* **Data for this task**
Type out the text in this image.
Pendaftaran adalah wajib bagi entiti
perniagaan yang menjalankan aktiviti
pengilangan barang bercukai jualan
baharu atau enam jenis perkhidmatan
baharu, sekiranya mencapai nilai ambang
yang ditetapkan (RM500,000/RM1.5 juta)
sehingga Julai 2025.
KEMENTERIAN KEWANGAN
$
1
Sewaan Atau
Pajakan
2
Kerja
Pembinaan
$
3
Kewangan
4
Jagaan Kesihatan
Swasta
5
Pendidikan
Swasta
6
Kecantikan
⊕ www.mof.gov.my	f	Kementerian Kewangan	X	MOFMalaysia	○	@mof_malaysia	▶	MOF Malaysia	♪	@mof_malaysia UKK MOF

---

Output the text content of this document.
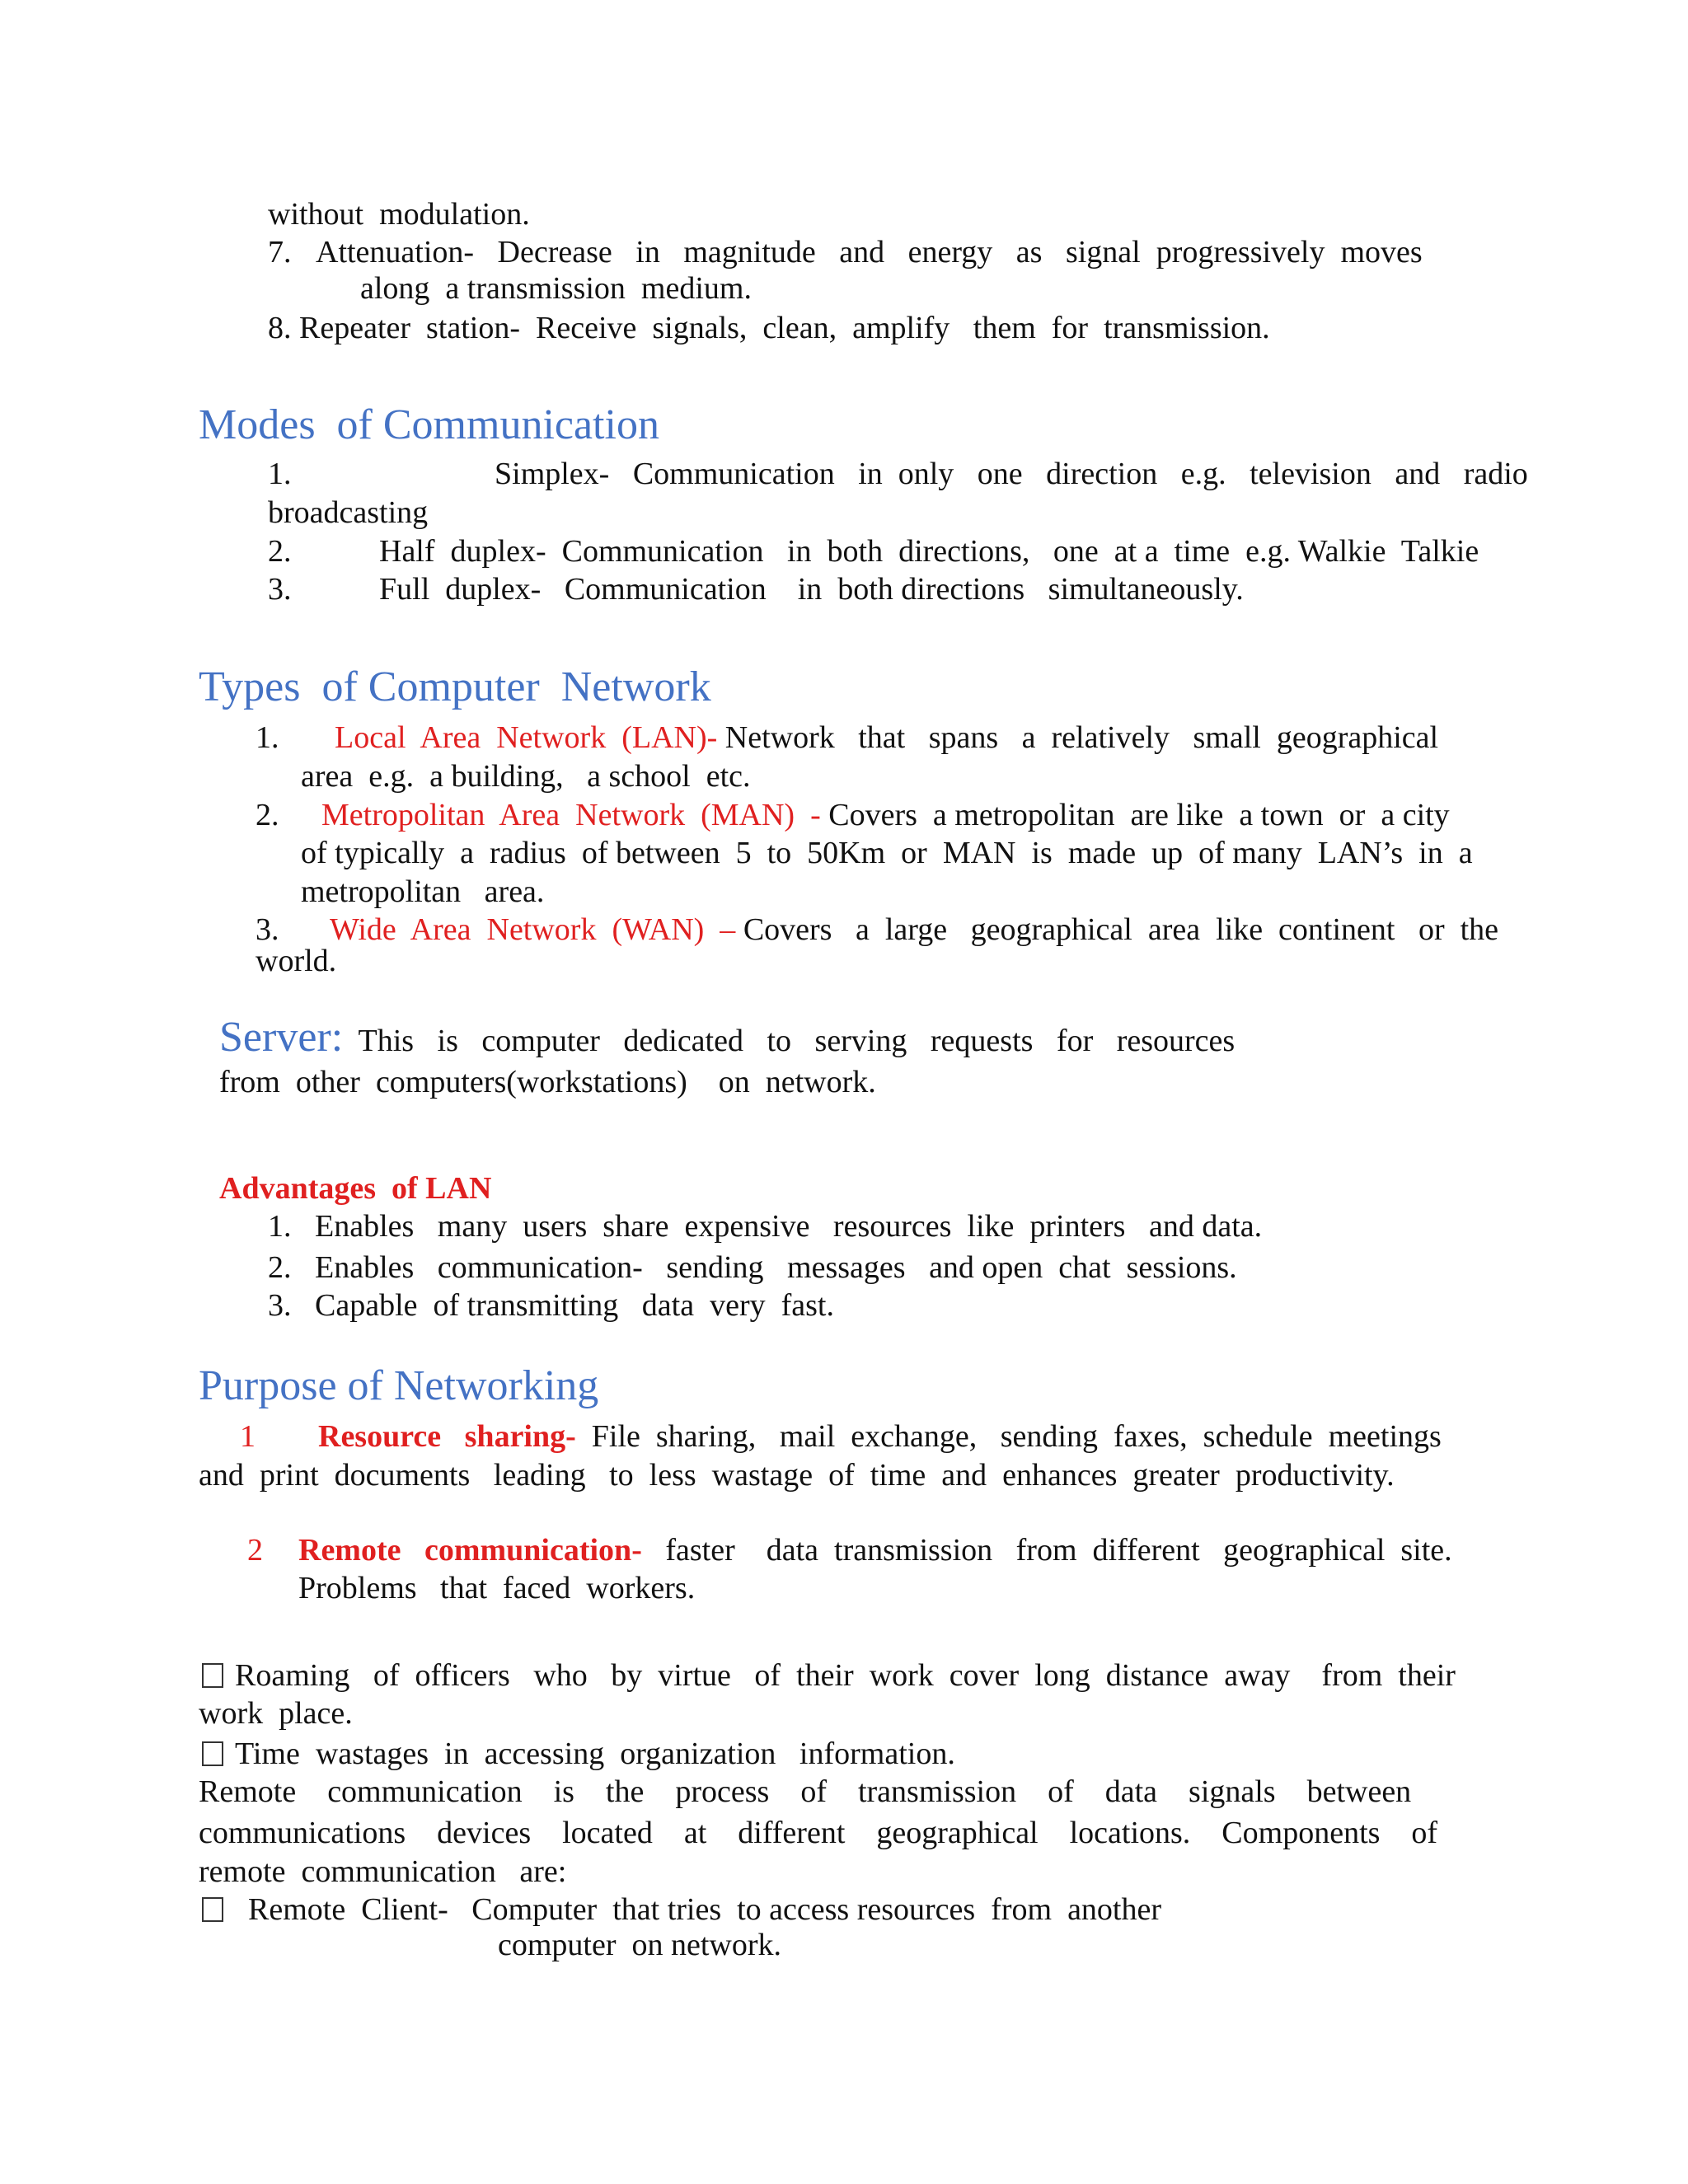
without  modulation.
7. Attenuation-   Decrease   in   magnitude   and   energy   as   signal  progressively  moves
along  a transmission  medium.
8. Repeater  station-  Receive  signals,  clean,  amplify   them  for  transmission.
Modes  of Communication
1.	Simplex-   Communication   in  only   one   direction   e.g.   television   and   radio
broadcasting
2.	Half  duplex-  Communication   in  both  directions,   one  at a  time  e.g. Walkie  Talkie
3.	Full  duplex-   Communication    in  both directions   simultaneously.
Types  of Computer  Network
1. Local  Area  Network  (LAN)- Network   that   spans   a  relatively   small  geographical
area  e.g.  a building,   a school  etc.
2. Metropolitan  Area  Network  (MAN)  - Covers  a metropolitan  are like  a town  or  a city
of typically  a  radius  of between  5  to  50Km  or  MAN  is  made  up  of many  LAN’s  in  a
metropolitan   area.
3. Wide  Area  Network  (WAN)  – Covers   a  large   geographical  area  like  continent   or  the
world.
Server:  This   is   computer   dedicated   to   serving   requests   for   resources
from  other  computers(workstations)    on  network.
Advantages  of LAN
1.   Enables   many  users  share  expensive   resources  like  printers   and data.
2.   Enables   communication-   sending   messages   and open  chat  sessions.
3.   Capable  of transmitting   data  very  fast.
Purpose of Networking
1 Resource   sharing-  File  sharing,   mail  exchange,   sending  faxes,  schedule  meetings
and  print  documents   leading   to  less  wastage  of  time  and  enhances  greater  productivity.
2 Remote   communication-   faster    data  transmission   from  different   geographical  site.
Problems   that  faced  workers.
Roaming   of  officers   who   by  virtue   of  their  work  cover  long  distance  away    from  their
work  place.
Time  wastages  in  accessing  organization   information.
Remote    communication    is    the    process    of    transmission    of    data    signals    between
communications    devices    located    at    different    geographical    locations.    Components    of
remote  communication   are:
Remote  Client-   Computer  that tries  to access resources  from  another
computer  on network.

...

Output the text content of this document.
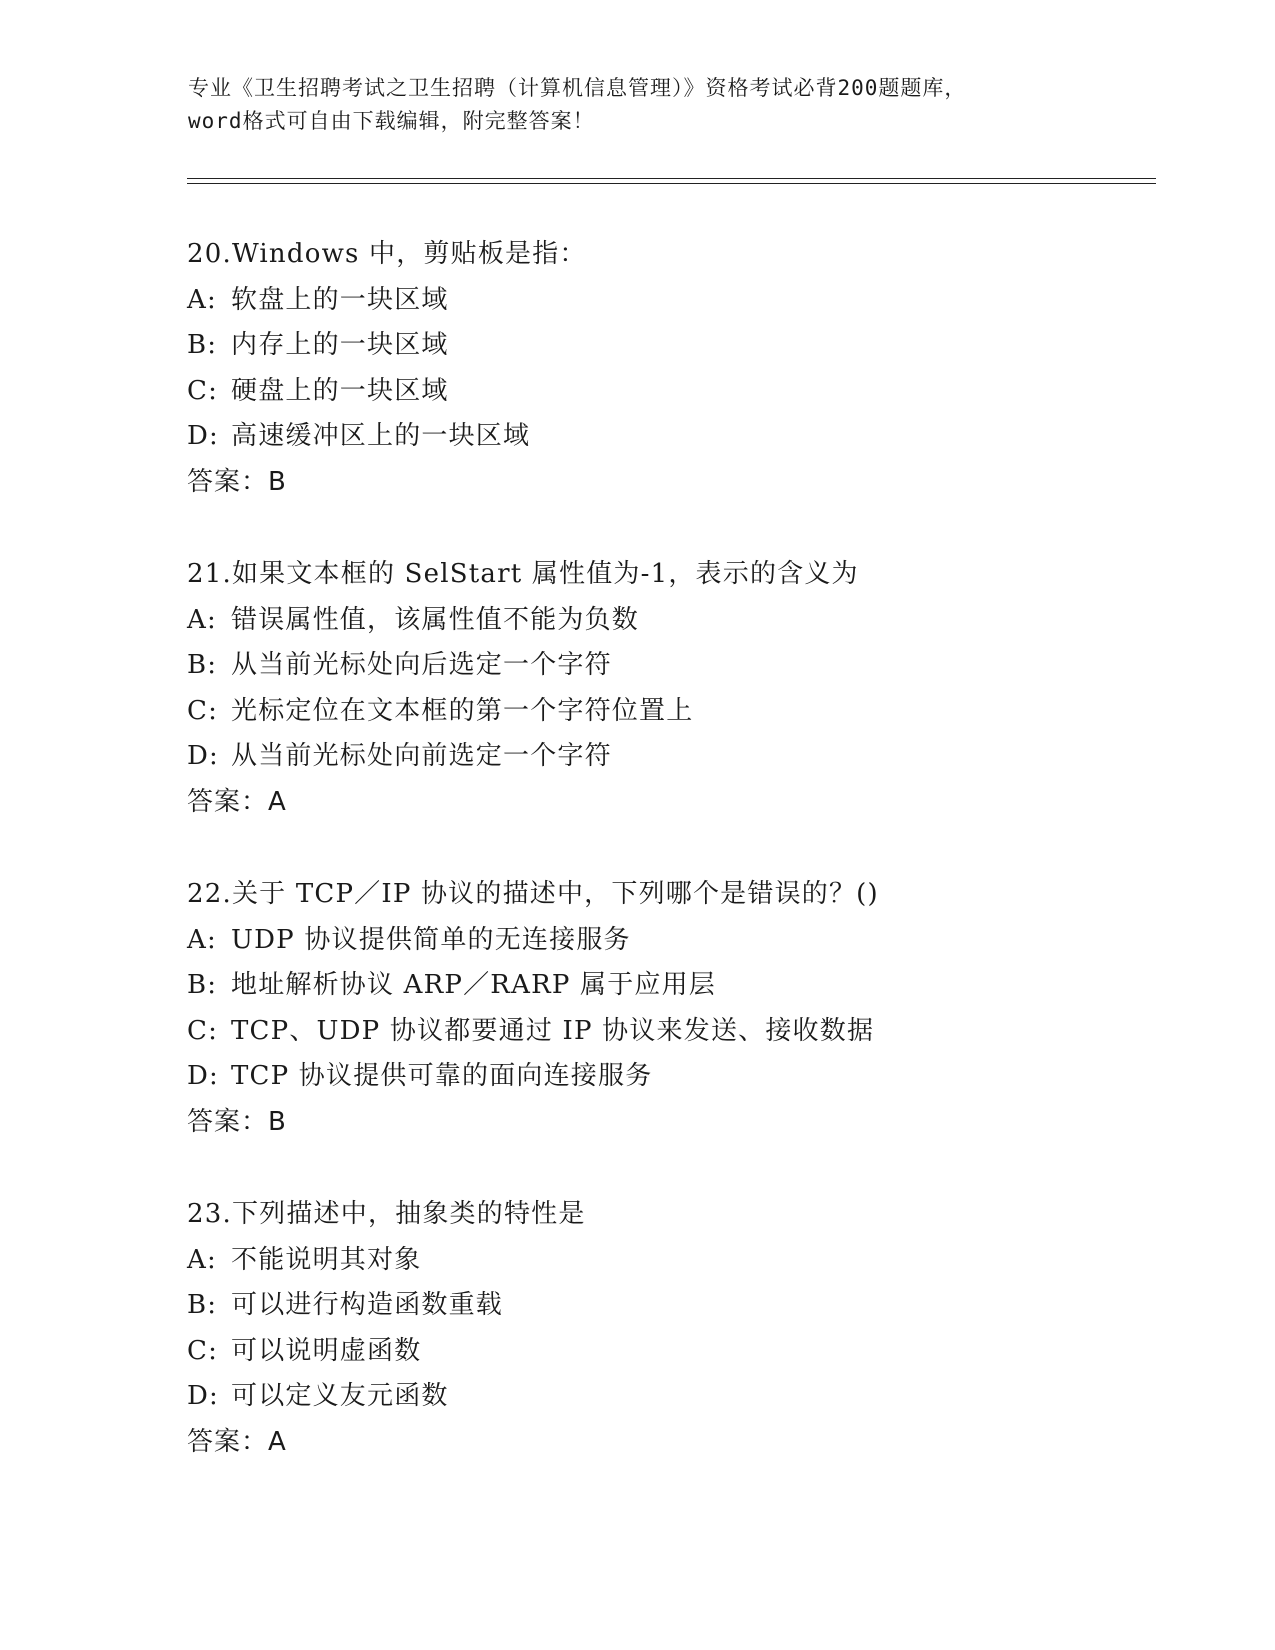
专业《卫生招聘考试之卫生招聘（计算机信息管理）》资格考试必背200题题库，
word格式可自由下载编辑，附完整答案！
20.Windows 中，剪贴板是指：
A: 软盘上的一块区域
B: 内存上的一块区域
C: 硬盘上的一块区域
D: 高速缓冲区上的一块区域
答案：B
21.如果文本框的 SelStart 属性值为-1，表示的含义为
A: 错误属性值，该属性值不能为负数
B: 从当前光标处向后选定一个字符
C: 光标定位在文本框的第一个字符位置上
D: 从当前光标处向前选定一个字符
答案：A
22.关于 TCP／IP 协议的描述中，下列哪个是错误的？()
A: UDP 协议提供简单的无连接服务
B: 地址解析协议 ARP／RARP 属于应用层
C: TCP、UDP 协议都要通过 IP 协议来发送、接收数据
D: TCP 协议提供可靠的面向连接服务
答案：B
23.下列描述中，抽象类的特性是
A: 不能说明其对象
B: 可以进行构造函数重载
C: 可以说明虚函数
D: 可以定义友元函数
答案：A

* **Required task**
Check every line of the data, and copy the ones that contain "resources".

* **Correct output**
Server:  This   is   computer   dedicated   to   serving   requests   for   resources
1.   Enables   many  users  share  expensive   resources  like  printers   and data.
Remote  Client-   Computer  that tries  to access resources  from  another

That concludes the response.